Work instructions:
Rewrite the entries from the line with "item-price: ₹720.00 [1369,760,1457,790]" up to and including the line with "field-label: CGST [327,176,389,202]", renaming "field-label" to "form-label" and keeping everything else the same.

Source material:
-------------------------

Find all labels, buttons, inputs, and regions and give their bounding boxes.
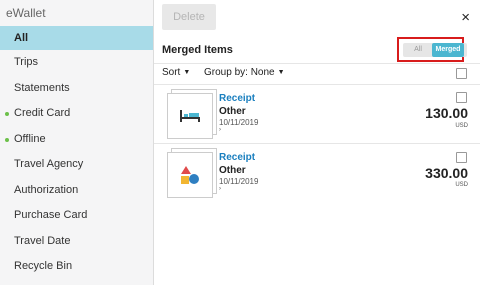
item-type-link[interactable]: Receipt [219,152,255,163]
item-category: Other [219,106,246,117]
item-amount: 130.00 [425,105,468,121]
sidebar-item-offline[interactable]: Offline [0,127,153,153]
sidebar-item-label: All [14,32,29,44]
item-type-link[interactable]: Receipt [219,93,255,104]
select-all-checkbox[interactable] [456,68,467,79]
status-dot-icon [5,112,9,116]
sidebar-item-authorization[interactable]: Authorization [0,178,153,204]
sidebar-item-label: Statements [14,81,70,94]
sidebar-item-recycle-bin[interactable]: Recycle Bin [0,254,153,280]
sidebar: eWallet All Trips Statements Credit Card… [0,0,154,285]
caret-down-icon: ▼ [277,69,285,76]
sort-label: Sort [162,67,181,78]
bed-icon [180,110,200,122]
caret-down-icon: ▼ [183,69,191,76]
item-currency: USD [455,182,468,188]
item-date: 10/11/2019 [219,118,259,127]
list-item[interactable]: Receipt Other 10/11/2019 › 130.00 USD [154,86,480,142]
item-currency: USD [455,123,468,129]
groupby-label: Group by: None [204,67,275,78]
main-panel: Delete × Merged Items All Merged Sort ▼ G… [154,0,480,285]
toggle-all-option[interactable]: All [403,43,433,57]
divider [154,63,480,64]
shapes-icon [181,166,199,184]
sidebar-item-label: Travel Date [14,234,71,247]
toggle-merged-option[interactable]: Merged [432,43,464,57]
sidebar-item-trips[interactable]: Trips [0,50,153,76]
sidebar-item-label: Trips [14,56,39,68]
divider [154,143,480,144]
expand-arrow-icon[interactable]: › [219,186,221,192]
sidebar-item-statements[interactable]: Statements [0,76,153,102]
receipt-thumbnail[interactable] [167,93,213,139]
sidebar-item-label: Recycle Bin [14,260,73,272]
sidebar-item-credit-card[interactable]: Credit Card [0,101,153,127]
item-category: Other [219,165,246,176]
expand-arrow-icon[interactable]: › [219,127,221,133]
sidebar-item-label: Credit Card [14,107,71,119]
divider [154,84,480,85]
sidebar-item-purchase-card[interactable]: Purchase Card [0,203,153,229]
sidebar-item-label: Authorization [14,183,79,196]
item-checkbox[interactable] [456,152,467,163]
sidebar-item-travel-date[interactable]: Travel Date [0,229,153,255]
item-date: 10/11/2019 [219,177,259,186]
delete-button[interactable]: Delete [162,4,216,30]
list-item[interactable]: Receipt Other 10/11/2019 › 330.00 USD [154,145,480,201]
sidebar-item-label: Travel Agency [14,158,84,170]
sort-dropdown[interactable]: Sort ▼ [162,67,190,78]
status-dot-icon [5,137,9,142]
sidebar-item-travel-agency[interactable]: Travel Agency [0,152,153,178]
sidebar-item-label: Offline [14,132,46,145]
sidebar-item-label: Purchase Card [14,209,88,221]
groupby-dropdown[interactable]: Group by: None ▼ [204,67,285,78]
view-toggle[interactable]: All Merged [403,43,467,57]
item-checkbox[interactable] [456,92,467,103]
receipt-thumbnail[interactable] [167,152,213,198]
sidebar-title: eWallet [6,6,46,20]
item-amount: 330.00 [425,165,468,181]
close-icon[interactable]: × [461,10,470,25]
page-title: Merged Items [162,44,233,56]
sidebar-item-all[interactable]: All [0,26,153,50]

-------------------------

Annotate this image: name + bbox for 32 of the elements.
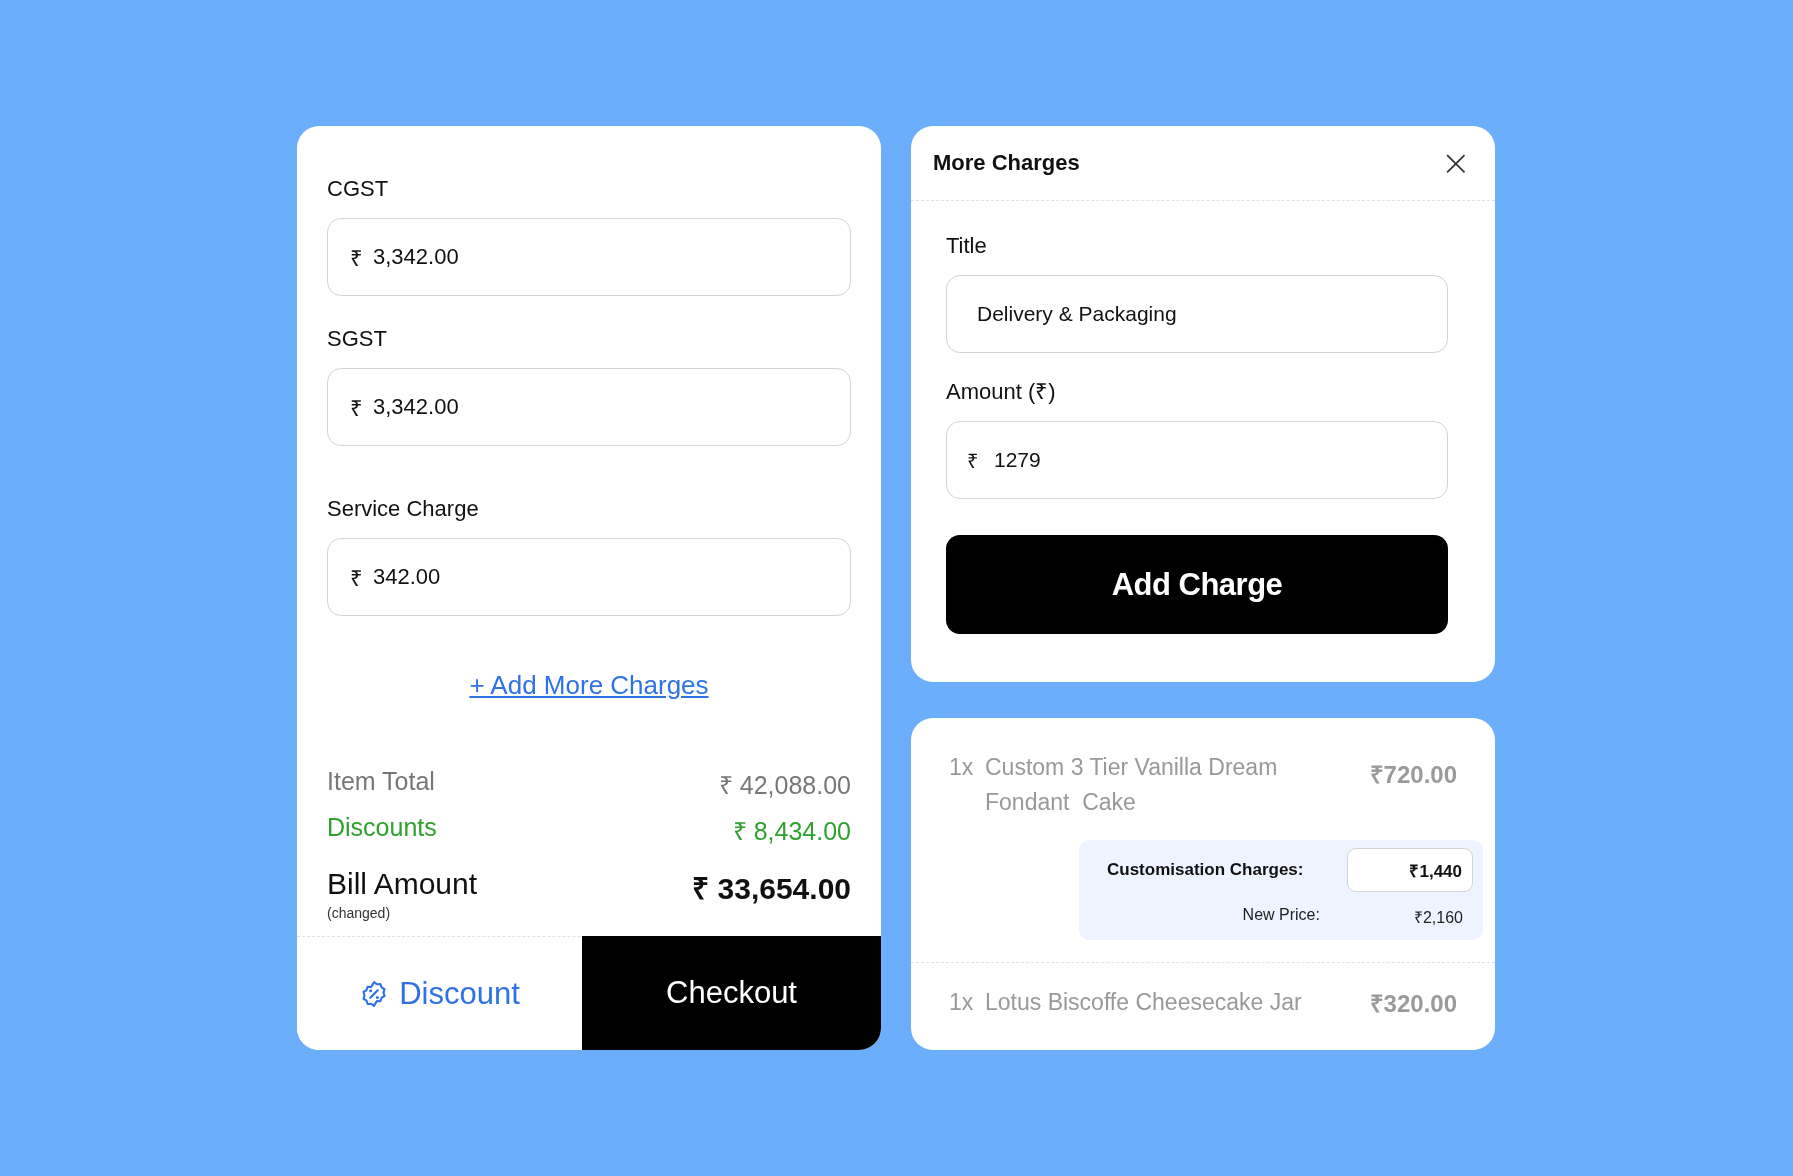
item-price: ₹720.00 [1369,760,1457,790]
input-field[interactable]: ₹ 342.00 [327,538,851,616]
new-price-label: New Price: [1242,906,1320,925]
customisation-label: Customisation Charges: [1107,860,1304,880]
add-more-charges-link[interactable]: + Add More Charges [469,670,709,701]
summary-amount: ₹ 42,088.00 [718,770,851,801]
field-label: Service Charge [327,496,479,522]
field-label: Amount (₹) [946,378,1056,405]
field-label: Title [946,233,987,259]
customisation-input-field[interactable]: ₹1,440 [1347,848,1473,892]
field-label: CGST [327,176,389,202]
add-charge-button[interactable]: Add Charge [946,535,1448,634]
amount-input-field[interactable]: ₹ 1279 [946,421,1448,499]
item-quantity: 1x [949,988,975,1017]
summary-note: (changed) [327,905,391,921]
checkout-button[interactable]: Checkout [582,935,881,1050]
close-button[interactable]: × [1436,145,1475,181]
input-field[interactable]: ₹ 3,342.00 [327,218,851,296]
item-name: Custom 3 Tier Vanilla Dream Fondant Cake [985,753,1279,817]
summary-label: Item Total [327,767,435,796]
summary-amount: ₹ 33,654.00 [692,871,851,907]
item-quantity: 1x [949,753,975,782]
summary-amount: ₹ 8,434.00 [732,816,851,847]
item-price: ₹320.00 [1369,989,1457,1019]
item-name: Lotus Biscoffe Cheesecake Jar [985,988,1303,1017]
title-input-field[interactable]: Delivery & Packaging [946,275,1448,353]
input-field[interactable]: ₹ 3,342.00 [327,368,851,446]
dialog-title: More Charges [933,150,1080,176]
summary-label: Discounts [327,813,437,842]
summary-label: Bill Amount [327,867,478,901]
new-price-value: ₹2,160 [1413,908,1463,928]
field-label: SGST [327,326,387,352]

-------------------------

Solution to this task:
item-price: ₹720.00 [1369,760,1457,790]
input-field[interactable]: ₹ 342.00 [327,538,851,616]
new-price-label: New Price: [1242,906,1320,925]
customisation-label: Customisation Charges: [1107,860,1304,880]
add-more-charges-link[interactable]: + Add More Charges [469,670,709,701]
summary-amount: ₹ 42,088.00 [718,770,851,801]
form-label: Service Charge [327,496,479,522]
form-label: Amount (₹) [946,378,1056,405]
form-label: Title [946,233,987,259]
customisation-input-field[interactable]: ₹1,440 [1347,848,1473,892]
form-label: CGST [327,176,389,202]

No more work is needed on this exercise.